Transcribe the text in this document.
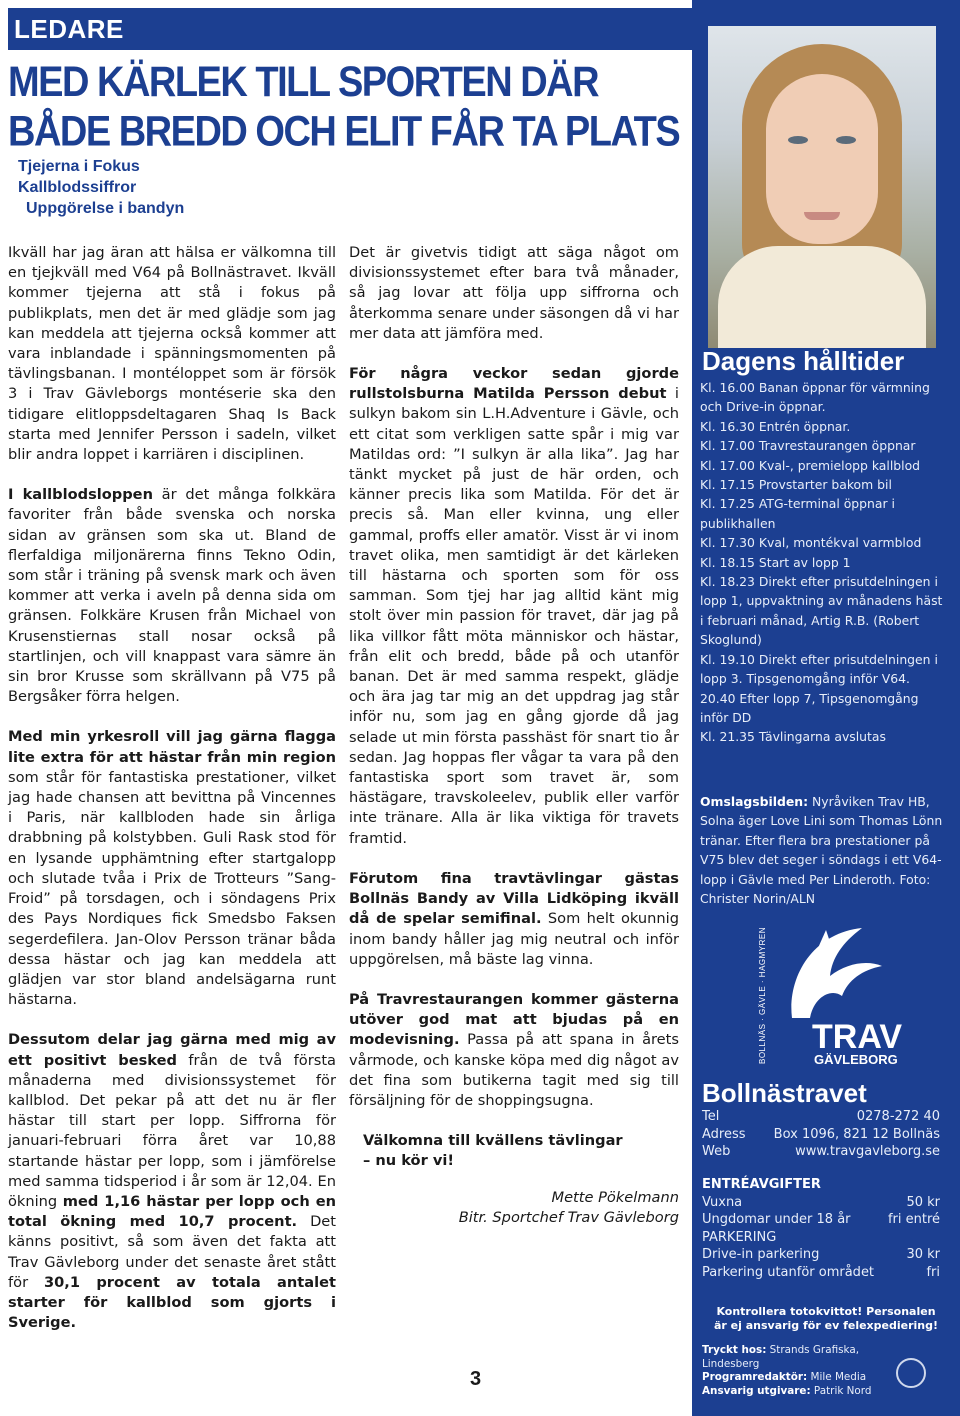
LEDARE
MED KÄRLEK TILL SPORTEN DÄR
BÅDE BREDD OCH ELIT FÅR TA PLATS
Tjejerna i Fokus
Kallblodssiffror
Uppgörelse i bandyn

Ikväll har jag äran att hälsa er välkomna till en tjejkväll med V64 på Bollnästravet. Ikväll kommer tjejerna att stå i fokus på publikplats, men det är med glädje som jag kan meddela att tjejerna också kommer att vara inblandade i spänningsmomenten på tävlingsbanan. I montéloppet som är försök 3 i Trav Gävleborgs montéserie ska den tidigare elitloppsdeltagaren Shaq Is Back starta med Jennifer Persson i sadeln, vilket blir andra loppet i karriären i disciplinen.

I kallblodsloppen är det många folkkära favoriter från både svenska och norska sidan av gränsen som ska ut. Bland de flerfaldiga miljonärerna finns Tekno Odin, som står i träning på svensk mark och även kommer att verka i aveln på denna sida om gränsen. Folkkäre Krusen från Michael von Krusenstiernas stall nosar också på startlinjen, och vill knappast vara sämre än sin bror Krusse som skrällvann på V75 på Bergsåker förra helgen.

Med min yrkesroll vill jag gärna flagga lite extra för att hästar från min region som står för fantastiska prestationer, vilket jag hade chansen att bevittna på Vincennes i Paris, när kallbloden hade sin årliga drabbning på kolstybben. Guli Rask stod för en lysande upphämtning efter startgalopp och slutade tvåa i Prix de Trotteurs ”Sang-Froid” på torsdagen, och i söndagens Prix des Pays Nordiques fick Smedsbo Faksen segerdefilera. Jan-Olov Persson tränar båda dessa hästar och jag kan meddela att glädjen var stor bland andelsägarna runt hästarna.

Dessutom delar jag gärna med mig av ett positivt besked från de två första månaderna med divisionssystemet för kallblod. Det pekar på att det nu är fler hästar till start per lopp. Siffrorna för januari-februari förra året var 10,88 startande hästar per lopp, som i jämförelse med samma tidsperiod i år som är 12,04. En ökning med 1,16 hästar per lopp och en total ökning med 10,7 procent. Det känns positivt, så som även det fakta att Trav Gävleborg under det senaste året stått för 30,1 procent av totala antalet starter för kallblod som gjorts i Sverige.

Det är givetvis tidigt att säga något om divisionssystemet efter bara två månader, så jag lovar att följa upp siffrorna och återkomma senare under säsongen då vi har mer data att jämföra med.

För några veckor sedan gjorde rullstolsburna Matilda Persson debut i sulkyn bakom sin L.H.Adventure i Gävle, och ett citat som verkligen satte spår i mig var Matildas ord: ”I sulkyn är alla lika”. Jag har tänkt mycket på just de här orden, och känner precis lika som Matilda. För det är precis så. Man eller kvinna, ung eller gammal, proffs eller amatör. Visst är vi inom travet olika, men samtidigt är det kärleken till hästarna och sporten som för oss samman. Som tjej har jag alltid känt mig stolt över min passion för travet, där jag på lika villkor fått möta människor och hästar, från elit och bredd, både på och utanför banan. Det är med samma respekt, glädje och ära jag tar mig an det uppdrag jag står inför nu, som jag en gång gjorde då jag selade ut min första passhäst för snart tio år sedan. Jag hoppas fler vågar ta vara på den fantastiska sport som travet är, som hästägare, travskoleelev, publik eller varför inte tränare. Alla är lika viktiga för travets framtid.

Förutom fina travtävlingar gästas Bollnäs Bandy av Villa Lidköping ikväll då de spelar semifinal. Som helt okunnig inom bandy håller jag mig neutral och inför uppgörelsen, må bäste lag vinna.

På Travrestaurangen kommer gästerna utöver god mat att bjudas på en modevisning. Passa på att spana in årets vårmode, och kanske köpa med dig något av det fina som butikerna tagit med sig till försäljning för de shoppingsugna.

Välkomna till kvällens tävlingar
– nu kör vi!
Mette Pökelmann
Bitr. Sportchef Trav Gävleborg
3
Dagens hålltider
Kl. 16.00 Banan öppnar för värmning och Drive-in öppnar.
Kl. 16.30 Entrén öppnar.
Kl. 17.00 Travrestaurangen öppnar
Kl. 17.00 Kval-, premielopp kallblod
Kl. 17.15 Provstarter bakom bil
Kl. 17.25 ATG-terminal öppnar i publikhallen
Kl. 17.30 Kval, montékval varmblod
Kl. 18.15 Start av lopp 1
Kl. 18.23 Direkt efter prisutdelningen i lopp 1, uppvaktning av månadens häst i februari månad, Artig R.B. (Robert Skoglund)
Kl. 19.10 Direkt efter prisutdelningen i lopp 3. Tipsgenomgång inför V64.
20.40 Efter lopp 7, Tipsgenomgång inför DD
Kl. 21.35 Tävlingarna avslutas
Omslagsbilden: Nyråviken Trav HB, Solna äger Love Lini som Thomas Lönn tränar. Efter flera bra prestationer på V75 blev det seger i söndags i ett V64-lopp i Gävle med Per Linderoth. Foto: Christer Norin/ALN
BOLLNÄS · GÄVLE · HAGMYREN TRAV
GÄVLEBORG
Bollnästravet
Tel	0278-272 40
Adress Box 1096, 821 12 Bollnäs
Web	www.travgavleborg.se
ENTRÉAVGIFTER
Vuxna	50 kr
Ungdomar under 18 år	fri entré
PARKERING
Drive-in parkering	30 kr
Parkering utanför området	fri
Kontrollera totokvittot! Personalen
är ej ansvarig för ev felexpediering!
Tryckt hos: Strands Grafiska, Lindesberg
Programredaktör: Mile Media
Ansvarig utgivare: Patrik Nord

+++

- _WHAT THIS TASK INVOLVES_:
What is needed here is an exact copy of every record, with the pictures left out.

- _ANSWER SPACE_:
Transcribe the text in this document.
LEDARE
MED KÄRLEK TILL SPORTEN DÄR
BÅDE BREDD OCH ELIT FÅR TA PLATS
Tjejerna i Fokus
Kallblodssiffror
Uppgörelse i bandyn

Ikväll har jag äran att hälsa er välkomna till en tjejkväll med V64 på Bollnästravet. Ikväll kommer tjejerna att stå i fokus på publikplats, men det är med glädje som jag kan meddela att tjejerna också kommer att vara inblandade i spänningsmomenten på tävlingsbanan. I montéloppet som är försök 3 i Trav Gävleborgs montéserie ska den tidigare elitloppsdeltagaren Shaq Is Back starta med Jennifer Persson i sadeln, vilket blir andra loppet i karriären i disciplinen.

I kallblodsloppen är det många folkkära favoriter från både svenska och norska sidan av gränsen som ska ut. Bland de flerfaldiga miljonärerna finns Tekno Odin, som står i träning på svensk mark och även kommer att verka i aveln på denna sida om gränsen. Folkkäre Krusen från Michael von Krusenstiernas stall nosar också på startlinjen, och vill knappast vara sämre än sin bror Krusse som skrällvann på V75 på Bergsåker förra helgen.

Med min yrkesroll vill jag gärna flagga lite extra för att hästar från min region som står för fantastiska prestationer, vilket jag hade chansen att bevittna på Vincennes i Paris, när kallbloden hade sin årliga drabbning på kolstybben. Guli Rask stod för en lysande upphämtning efter startgalopp och slutade tvåa i Prix de Trotteurs ”Sang-Froid” på torsdagen, och i söndagens Prix des Pays Nordiques fick Smedsbo Faksen segerdefilera. Jan-Olov Persson tränar båda dessa hästar och jag kan meddela att glädjen var stor bland andelsägarna runt hästarna.

Dessutom delar jag gärna med mig av ett positivt besked från de två första månaderna med divisionssystemet för kallblod. Det pekar på att det nu är fler hästar till start per lopp. Siffrorna för januari-februari förra året var 10,88 startande hästar per lopp, som i jämförelse med samma tidsperiod i år som är 12,04. En ökning med 1,16 hästar per lopp och en total ökning med 10,7 procent. Det känns positivt, så som även det fakta att Trav Gävleborg under det senaste året stått för 30,1 procent av totala antalet starter för kallblod som gjorts i Sverige.

Det är givetvis tidigt att säga något om divisionssystemet efter bara två månader, så jag lovar att följa upp siffrorna och återkomma senare under säsongen då vi har mer data att jämföra med.

För några veckor sedan gjorde rullstolsburna Matilda Persson debut i sulkyn bakom sin L.H.Adventure i Gävle, och ett citat som verkligen satte spår i mig var Matildas ord: ”I sulkyn är alla lika”. Jag har tänkt mycket på just de här orden, och känner precis lika som Matilda. För det är precis så. Man eller kvinna, ung eller gammal, proffs eller amatör. Visst är vi inom travet olika, men samtidigt är det kärleken till hästarna och sporten som för oss samman. Som tjej har jag alltid känt mig stolt över min passion för travet, där jag på lika villkor fått möta människor och hästar, från elit och bredd, både på och utanför banan. Det är med samma respekt, glädje och ära jag tar mig an det uppdrag jag står inför nu, som jag en gång gjorde då jag selade ut min första passhäst för snart tio år sedan. Jag hoppas fler vågar ta vara på den fantastiska sport som travet är, som hästägare, travskoleelev, publik eller varför inte tränare. Alla är lika viktiga för travets framtid.

Förutom fina travtävlingar gästas Bollnäs Bandy av Villa Lidköping ikväll då de spelar semifinal. Som helt okunnig inom bandy håller jag mig neutral och inför uppgörelsen, må bäste lag vinna.

På Travrestaurangen kommer gästerna utöver god mat att bjudas på en modevisning. Passa på att spana in årets vårmode, och kanske köpa med dig något av det fina som butikerna tagit med sig till försäljning för de shoppingsugna.

Välkomna till kvällens tävlingar
– nu kör vi!
Mette Pökelmann
Bitr. Sportchef Trav Gävleborg
3
Dagens hålltider
Kl. 16.00 Banan öppnar för värmning och Drive-in öppnar.
Kl. 16.30 Entrén öppnar.
Kl. 17.00 Travrestaurangen öppnar
Kl. 17.00 Kval-, premielopp kallblod
Kl. 17.15 Provstarter bakom bil
Kl. 17.25 ATG-terminal öppnar i publikhallen
Kl. 17.30 Kval, montékval varmblod
Kl. 18.15 Start av lopp 1
Kl. 18.23 Direkt efter prisutdelningen i lopp 1, uppvaktning av månadens häst i februari månad, Artig R.B. (Robert Skoglund)
Kl. 19.10 Direkt efter prisutdelningen i lopp 3. Tipsgenomgång inför V64.
20.40 Efter lopp 7, Tipsgenomgång inför DD
Kl. 21.35 Tävlingarna avslutas
Omslagsbilden: Nyråviken Trav HB, Solna äger Love Lini som Thomas Lönn tränar. Efter flera bra prestationer på V75 blev det seger i söndags i ett V64-lopp i Gävle med Per Linderoth. Foto: Christer Norin/ALN
BOLLNÄS · GÄVLE · HAGMYREN TRAV
GÄVLEBORG
Bollnästravet
Tel	0278-272 40
Adress Box 1096, 821 12 Bollnäs
Web	www.travgavleborg.se
ENTRÉAVGIFTER
Vuxna	50 kr
Ungdomar under 18 år	fri entré
PARKERING
Drive-in parkering	30 kr
Parkering utanför området	fri
Kontrollera totokvittot! Personalen
är ej ansvarig för ev felexpediering!
Tryckt hos: Strands Grafiska, Lindesberg
Programredaktör: Mile Media
Ansvarig utgivare: Patrik Nord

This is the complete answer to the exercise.